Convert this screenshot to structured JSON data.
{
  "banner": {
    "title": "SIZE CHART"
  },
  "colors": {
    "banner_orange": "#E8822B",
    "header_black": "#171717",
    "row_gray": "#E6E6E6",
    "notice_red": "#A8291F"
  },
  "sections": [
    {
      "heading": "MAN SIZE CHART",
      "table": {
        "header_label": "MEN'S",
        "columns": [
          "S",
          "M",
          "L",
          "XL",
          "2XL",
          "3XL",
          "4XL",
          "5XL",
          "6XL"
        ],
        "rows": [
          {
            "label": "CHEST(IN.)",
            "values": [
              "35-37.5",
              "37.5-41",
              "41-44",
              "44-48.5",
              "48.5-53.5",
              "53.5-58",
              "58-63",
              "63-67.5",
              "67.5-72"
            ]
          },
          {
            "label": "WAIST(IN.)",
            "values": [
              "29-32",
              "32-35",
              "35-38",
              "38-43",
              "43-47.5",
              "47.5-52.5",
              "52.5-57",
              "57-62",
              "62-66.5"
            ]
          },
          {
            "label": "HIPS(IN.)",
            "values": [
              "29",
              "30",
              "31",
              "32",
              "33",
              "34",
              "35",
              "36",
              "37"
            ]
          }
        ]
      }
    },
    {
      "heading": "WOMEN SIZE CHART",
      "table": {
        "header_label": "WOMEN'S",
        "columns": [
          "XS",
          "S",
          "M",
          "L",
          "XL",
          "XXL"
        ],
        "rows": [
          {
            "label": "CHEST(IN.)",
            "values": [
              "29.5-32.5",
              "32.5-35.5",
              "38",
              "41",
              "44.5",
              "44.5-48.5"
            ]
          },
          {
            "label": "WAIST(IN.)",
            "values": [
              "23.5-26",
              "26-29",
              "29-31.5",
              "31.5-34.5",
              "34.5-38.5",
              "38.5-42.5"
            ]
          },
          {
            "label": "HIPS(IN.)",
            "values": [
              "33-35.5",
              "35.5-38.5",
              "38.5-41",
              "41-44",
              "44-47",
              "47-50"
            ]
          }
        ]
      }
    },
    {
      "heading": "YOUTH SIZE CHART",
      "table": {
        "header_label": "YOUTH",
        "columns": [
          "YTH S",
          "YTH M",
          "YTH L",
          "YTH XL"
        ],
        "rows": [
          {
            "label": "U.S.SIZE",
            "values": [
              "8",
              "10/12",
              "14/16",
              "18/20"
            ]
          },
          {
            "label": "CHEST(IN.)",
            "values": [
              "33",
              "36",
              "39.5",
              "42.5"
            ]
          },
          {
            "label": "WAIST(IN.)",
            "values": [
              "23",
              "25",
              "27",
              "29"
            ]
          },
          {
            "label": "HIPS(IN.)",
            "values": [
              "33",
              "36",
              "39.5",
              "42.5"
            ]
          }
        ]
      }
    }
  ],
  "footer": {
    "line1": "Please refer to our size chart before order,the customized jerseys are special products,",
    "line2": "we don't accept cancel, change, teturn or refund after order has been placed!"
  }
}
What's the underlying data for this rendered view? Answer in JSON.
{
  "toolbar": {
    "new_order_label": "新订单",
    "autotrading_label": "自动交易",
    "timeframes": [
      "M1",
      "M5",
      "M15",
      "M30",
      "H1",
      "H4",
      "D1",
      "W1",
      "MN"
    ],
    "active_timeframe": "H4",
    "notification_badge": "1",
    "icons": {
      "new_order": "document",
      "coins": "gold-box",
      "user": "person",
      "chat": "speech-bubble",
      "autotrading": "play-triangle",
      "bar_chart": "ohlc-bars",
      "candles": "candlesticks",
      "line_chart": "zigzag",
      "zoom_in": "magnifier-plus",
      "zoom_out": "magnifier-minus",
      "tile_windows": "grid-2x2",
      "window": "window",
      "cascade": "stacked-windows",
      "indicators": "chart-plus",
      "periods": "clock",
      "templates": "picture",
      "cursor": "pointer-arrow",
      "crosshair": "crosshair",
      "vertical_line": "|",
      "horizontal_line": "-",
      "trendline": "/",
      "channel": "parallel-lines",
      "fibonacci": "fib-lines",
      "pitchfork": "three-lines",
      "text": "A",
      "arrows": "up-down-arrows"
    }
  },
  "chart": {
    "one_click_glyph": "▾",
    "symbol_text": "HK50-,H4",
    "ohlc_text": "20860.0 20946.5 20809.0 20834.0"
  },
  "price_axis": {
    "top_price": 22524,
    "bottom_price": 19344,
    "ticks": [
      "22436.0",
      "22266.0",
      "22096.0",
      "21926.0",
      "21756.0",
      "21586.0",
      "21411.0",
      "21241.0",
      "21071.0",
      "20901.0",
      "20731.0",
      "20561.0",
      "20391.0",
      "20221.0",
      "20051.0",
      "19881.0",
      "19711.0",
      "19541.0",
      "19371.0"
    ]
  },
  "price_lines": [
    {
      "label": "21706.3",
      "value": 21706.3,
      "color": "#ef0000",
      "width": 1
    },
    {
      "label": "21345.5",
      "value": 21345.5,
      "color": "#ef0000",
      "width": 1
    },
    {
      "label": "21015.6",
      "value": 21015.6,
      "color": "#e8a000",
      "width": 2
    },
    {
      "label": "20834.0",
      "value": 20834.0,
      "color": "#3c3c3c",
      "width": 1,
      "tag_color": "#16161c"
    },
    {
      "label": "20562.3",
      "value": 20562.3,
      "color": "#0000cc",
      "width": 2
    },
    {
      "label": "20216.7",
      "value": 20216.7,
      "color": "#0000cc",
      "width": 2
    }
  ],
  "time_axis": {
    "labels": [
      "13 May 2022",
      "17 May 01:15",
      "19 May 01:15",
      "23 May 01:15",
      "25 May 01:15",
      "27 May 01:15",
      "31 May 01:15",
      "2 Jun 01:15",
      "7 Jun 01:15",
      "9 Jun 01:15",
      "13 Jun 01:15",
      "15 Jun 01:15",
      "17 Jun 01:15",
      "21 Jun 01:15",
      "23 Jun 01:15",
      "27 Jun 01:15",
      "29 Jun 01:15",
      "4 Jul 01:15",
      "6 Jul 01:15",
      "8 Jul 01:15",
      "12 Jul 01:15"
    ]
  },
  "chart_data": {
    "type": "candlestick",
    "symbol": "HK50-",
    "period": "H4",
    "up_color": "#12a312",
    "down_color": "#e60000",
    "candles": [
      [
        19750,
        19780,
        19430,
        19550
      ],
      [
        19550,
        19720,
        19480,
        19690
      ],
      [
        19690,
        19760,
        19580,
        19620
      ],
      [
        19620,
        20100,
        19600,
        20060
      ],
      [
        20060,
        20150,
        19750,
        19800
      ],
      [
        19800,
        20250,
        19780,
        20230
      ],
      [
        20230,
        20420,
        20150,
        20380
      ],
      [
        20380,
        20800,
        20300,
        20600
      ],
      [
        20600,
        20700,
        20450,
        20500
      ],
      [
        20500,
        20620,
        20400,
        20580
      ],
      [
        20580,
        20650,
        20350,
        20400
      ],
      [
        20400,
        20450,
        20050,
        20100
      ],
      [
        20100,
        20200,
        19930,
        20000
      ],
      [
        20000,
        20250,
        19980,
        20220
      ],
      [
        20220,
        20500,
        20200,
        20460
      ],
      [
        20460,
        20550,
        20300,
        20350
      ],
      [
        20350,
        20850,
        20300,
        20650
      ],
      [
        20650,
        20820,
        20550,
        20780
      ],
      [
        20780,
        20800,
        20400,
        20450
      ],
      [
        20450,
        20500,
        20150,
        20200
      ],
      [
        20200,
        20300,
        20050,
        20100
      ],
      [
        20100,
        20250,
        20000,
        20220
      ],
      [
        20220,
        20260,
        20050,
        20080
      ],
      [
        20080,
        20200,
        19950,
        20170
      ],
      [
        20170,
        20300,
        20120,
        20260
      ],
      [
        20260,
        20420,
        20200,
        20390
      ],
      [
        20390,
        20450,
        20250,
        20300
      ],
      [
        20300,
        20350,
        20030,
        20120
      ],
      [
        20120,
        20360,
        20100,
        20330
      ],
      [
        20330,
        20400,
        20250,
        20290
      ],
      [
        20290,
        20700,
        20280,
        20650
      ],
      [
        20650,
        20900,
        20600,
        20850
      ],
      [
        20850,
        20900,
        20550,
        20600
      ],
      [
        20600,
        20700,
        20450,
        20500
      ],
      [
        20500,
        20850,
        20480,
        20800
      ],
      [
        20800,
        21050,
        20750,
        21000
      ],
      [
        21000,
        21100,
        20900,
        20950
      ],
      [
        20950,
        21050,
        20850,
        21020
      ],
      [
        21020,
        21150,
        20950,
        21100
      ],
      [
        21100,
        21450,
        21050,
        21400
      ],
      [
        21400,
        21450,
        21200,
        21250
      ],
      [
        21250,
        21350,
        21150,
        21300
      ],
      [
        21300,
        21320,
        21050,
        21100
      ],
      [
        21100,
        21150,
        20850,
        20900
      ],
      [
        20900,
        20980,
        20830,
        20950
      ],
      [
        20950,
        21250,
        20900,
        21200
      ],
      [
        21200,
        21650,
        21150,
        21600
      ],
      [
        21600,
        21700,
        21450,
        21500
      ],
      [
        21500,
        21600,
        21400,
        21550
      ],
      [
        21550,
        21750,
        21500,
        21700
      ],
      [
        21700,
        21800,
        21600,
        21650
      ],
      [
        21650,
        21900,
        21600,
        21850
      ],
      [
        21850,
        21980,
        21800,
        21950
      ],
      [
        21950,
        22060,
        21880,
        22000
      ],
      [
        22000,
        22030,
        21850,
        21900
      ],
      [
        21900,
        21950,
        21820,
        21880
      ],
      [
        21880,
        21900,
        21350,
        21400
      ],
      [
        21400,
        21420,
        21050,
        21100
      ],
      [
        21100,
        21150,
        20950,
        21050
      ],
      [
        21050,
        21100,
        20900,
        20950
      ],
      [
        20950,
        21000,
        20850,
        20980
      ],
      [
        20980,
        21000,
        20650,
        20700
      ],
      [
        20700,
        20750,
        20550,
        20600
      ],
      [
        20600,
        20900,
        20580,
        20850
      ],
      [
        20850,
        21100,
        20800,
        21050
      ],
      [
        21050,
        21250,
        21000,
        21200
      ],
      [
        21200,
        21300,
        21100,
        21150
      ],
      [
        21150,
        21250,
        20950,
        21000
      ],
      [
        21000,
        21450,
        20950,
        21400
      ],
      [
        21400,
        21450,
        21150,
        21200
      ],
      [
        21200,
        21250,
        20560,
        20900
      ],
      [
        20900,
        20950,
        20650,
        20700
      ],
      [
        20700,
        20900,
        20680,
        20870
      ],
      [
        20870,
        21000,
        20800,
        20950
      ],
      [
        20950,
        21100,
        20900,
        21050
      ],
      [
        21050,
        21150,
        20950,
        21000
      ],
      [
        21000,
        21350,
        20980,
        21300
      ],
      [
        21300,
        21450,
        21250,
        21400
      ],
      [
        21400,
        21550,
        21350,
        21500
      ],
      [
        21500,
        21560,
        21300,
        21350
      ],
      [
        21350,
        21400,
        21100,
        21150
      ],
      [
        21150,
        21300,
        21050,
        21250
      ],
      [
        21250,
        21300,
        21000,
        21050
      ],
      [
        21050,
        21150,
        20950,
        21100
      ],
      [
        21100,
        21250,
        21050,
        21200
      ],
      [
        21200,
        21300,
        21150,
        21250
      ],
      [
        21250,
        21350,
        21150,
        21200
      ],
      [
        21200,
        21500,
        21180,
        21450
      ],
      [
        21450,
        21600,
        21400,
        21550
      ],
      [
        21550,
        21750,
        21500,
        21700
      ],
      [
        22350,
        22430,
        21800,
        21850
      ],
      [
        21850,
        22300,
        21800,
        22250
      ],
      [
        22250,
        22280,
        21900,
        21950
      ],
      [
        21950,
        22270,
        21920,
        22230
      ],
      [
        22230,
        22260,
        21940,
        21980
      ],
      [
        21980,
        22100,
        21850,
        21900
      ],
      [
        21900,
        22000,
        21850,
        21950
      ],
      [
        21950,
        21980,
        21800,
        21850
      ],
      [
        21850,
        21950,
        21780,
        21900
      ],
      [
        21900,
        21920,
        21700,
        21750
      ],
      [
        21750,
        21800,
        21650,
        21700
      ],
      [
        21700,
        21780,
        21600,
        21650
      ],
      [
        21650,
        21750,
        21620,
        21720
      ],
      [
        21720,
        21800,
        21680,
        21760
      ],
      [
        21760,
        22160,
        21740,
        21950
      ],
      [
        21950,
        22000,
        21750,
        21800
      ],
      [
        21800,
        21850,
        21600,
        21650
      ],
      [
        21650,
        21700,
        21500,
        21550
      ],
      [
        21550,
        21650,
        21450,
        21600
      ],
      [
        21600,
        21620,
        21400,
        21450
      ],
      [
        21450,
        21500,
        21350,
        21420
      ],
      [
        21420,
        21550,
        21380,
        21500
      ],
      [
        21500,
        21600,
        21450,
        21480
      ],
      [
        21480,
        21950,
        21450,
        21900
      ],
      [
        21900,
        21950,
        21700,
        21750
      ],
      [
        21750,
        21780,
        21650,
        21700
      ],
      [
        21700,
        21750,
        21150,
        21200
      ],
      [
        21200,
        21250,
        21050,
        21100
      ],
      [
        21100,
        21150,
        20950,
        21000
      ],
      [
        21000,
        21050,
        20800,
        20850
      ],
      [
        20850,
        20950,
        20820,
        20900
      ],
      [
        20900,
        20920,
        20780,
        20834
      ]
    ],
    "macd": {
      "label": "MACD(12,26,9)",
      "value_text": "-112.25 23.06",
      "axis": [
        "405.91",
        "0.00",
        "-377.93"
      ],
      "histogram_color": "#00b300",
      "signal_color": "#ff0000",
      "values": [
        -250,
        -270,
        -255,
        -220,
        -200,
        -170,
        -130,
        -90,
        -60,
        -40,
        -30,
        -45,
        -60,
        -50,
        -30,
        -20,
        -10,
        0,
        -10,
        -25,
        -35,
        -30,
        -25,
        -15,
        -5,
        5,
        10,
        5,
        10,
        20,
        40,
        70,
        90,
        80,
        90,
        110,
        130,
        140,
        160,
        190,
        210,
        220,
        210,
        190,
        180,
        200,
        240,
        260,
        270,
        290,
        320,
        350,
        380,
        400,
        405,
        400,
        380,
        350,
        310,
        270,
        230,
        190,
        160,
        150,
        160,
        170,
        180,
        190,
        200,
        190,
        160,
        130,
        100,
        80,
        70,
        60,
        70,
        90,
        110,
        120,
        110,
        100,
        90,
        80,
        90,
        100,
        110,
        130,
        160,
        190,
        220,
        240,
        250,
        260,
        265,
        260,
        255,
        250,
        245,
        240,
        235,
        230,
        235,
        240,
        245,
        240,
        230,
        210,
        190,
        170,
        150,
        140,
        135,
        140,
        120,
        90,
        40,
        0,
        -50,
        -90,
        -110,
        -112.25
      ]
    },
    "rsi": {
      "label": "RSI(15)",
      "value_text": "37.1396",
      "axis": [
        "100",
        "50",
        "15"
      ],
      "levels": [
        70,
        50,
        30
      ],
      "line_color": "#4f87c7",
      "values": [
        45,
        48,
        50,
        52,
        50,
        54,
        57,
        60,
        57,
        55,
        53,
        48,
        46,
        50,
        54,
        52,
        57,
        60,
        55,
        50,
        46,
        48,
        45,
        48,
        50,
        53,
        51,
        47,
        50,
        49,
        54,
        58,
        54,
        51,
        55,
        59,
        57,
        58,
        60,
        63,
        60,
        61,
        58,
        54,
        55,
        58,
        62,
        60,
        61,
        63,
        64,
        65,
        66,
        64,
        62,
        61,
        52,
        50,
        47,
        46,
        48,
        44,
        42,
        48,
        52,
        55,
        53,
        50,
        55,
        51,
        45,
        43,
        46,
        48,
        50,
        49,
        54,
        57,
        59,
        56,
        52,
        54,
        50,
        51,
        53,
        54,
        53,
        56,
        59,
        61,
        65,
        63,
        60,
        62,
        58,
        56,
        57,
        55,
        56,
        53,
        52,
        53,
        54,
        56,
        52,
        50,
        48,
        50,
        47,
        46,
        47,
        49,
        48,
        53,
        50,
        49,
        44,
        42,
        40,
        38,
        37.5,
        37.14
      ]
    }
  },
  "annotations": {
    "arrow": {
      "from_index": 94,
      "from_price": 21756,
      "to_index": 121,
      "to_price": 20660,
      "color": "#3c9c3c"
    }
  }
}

^^^^^^^^^^^^^^^^

Description of the task: Lines containing the word "WOMEN" must all be returned from the material above.

Task result:
      "heading": "WOMEN SIZE CHART",
        "header_label": "WOMEN'S",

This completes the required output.